* [Exercise]: Reproduce the items below in full, swapping "candle-body" for "bar-body" throughout and leaving everything else unchanged. Omit the pictures from your answer.
— begin Records for this task —
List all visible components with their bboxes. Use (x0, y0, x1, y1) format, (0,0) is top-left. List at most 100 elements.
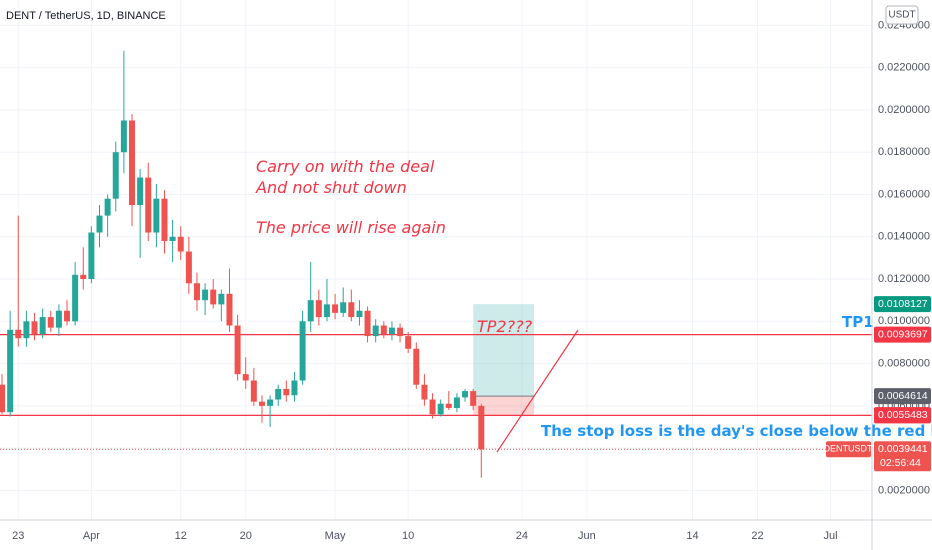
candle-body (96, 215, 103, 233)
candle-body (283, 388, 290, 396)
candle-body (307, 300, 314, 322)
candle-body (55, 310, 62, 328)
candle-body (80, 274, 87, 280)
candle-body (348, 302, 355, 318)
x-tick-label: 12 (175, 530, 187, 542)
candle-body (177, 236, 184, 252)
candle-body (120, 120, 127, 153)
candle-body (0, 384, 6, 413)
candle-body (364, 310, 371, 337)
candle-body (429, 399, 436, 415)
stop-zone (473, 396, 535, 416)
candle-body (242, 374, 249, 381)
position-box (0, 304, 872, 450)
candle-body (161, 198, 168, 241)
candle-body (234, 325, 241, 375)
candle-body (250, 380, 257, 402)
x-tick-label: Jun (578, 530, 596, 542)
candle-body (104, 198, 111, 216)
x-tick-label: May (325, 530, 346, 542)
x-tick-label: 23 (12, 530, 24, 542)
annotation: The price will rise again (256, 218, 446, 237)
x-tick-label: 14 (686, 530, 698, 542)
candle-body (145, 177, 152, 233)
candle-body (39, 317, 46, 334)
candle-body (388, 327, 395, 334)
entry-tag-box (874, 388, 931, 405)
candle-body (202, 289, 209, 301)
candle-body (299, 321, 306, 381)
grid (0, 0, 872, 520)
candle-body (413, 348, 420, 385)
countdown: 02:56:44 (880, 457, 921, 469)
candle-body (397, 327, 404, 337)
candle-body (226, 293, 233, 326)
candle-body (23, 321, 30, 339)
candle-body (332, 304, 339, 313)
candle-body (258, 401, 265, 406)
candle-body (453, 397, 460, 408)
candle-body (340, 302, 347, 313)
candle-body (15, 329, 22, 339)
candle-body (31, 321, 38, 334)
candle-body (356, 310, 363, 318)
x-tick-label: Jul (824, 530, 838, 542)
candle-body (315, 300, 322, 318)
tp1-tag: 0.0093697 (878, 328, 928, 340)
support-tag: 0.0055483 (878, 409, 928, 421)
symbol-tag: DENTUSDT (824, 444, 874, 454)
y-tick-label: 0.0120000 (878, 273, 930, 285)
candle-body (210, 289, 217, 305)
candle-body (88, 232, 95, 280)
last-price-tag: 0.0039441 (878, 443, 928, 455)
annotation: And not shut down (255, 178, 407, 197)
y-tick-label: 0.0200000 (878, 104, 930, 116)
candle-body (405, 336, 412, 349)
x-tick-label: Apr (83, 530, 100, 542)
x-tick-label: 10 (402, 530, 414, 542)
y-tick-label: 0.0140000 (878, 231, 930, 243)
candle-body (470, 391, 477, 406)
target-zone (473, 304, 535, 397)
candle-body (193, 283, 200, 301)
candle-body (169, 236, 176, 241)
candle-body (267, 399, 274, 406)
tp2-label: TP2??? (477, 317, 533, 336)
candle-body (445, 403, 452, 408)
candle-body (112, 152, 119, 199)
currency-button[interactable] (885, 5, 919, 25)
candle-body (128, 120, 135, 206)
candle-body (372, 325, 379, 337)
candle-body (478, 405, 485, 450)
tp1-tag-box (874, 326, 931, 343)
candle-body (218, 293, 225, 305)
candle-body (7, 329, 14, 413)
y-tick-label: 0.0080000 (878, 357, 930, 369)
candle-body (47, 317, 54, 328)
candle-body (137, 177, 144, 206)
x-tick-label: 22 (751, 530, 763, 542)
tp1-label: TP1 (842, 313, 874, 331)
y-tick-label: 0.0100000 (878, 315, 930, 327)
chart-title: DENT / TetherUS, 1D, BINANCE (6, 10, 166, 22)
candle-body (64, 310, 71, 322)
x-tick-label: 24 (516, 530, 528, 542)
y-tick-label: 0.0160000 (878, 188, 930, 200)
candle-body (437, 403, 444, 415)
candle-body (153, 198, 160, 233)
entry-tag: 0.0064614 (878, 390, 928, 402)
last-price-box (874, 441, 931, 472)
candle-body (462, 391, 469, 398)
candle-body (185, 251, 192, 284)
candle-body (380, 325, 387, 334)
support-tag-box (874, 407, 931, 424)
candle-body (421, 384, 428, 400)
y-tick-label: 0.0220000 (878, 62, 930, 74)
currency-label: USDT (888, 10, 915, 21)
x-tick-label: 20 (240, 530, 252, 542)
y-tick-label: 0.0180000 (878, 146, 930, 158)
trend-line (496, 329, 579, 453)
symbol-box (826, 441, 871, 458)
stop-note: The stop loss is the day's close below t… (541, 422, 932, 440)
— end Records for this task —
* [The response]:
List all visible components with their bboxes. Use (x0, y0, x1, y1) format, (0,0) is top-left. List at most 100 elements.
bar-body (96, 215, 103, 233)
bar-body (283, 388, 290, 396)
bar-body (307, 300, 314, 322)
bar-body (55, 310, 62, 328)
bar-body (80, 274, 87, 280)
bar-body (348, 302, 355, 318)
x-tick-label: 12 (175, 530, 187, 542)
bar-body (177, 236, 184, 252)
bar-body (120, 120, 127, 153)
bar-body (0, 384, 6, 413)
bar-body (364, 310, 371, 337)
bar-body (429, 399, 436, 415)
stop-zone (473, 396, 535, 416)
bar-body (242, 374, 249, 381)
position-box (0, 304, 872, 450)
bar-body (161, 198, 168, 241)
bar-body (234, 325, 241, 375)
bar-body (250, 380, 257, 402)
x-tick-label: Jun (578, 530, 596, 542)
bar-body (104, 198, 111, 216)
x-tick-label: May (325, 530, 346, 542)
x-tick-label: 23 (12, 530, 24, 542)
annotation: The price will rise again (256, 218, 446, 237)
x-tick-label: 14 (686, 530, 698, 542)
bar-body (145, 177, 152, 233)
bar-body (39, 317, 46, 334)
bar-body (388, 327, 395, 334)
entry-tag-box (874, 388, 931, 405)
bar-body (202, 289, 209, 301)
bar-body (299, 321, 306, 381)
grid (0, 0, 872, 520)
bar-body (413, 348, 420, 385)
countdown: 02:56:44 (880, 457, 921, 469)
bar-body (397, 327, 404, 337)
bar-body (226, 293, 233, 326)
bar-body (23, 321, 30, 339)
bar-body (332, 304, 339, 313)
bar-body (258, 401, 265, 406)
bar-body (453, 397, 460, 408)
bar-body (340, 302, 347, 313)
bar-body (15, 329, 22, 339)
bar-body (31, 321, 38, 334)
bar-body (356, 310, 363, 318)
x-tick-label: Jul (824, 530, 838, 542)
bar-body (315, 300, 322, 318)
tp1-tag: 0.0093697 (878, 328, 928, 340)
support-tag: 0.0055483 (878, 409, 928, 421)
symbol-tag: DENTUSDT (824, 444, 874, 454)
y-tick-label: 0.0120000 (878, 273, 930, 285)
bar-body (210, 289, 217, 305)
bar-body (88, 232, 95, 280)
last-price-tag: 0.0039441 (878, 443, 928, 455)
annotation: And not shut down (255, 178, 407, 197)
y-tick-label: 0.0200000 (878, 104, 930, 116)
bar-body (405, 336, 412, 349)
x-tick-label: Apr (83, 530, 100, 542)
x-tick-label: 10 (402, 530, 414, 542)
y-tick-label: 0.0140000 (878, 231, 930, 243)
bar-body (470, 391, 477, 406)
target-zone (473, 304, 535, 397)
bar-body (193, 283, 200, 301)
bar-body (169, 236, 176, 241)
bar-body (267, 399, 274, 406)
tp2-label: TP2??? (477, 317, 533, 336)
bar-body (445, 403, 452, 408)
bar-body (112, 152, 119, 199)
currency-button[interactable] (885, 5, 919, 25)
bar-body (128, 120, 135, 206)
bar-body (372, 325, 379, 337)
bar-body (478, 405, 485, 450)
tp1-tag-box (874, 326, 931, 343)
bar-body (218, 293, 225, 305)
bar-body (7, 329, 14, 413)
y-tick-label: 0.0080000 (878, 357, 930, 369)
bar-body (47, 317, 54, 328)
bar-body (137, 177, 144, 206)
x-tick-label: 22 (751, 530, 763, 542)
tp1-label: TP1 (842, 313, 874, 331)
y-tick-label: 0.0100000 (878, 315, 930, 327)
chart-title: DENT / TetherUS, 1D, BINANCE (6, 10, 166, 22)
bar-body (64, 310, 71, 322)
x-tick-label: 24 (516, 530, 528, 542)
y-tick-label: 0.0160000 (878, 188, 930, 200)
bar-body (437, 403, 444, 415)
bar-body (153, 198, 160, 233)
entry-tag: 0.0064614 (878, 390, 928, 402)
last-price-box (874, 441, 931, 472)
bar-body (462, 391, 469, 398)
bar-body (185, 251, 192, 284)
bar-body (380, 325, 387, 334)
support-tag-box (874, 407, 931, 424)
bar-body (421, 384, 428, 400)
y-tick-label: 0.0220000 (878, 62, 930, 74)
currency-label: USDT (888, 10, 915, 21)
x-tick-label: 20 (240, 530, 252, 542)
y-tick-label: 0.0180000 (878, 146, 930, 158)
trend-line (496, 329, 579, 453)
symbol-box (826, 441, 871, 458)
stop-note: The stop loss is the day's close below t… (541, 422, 932, 440)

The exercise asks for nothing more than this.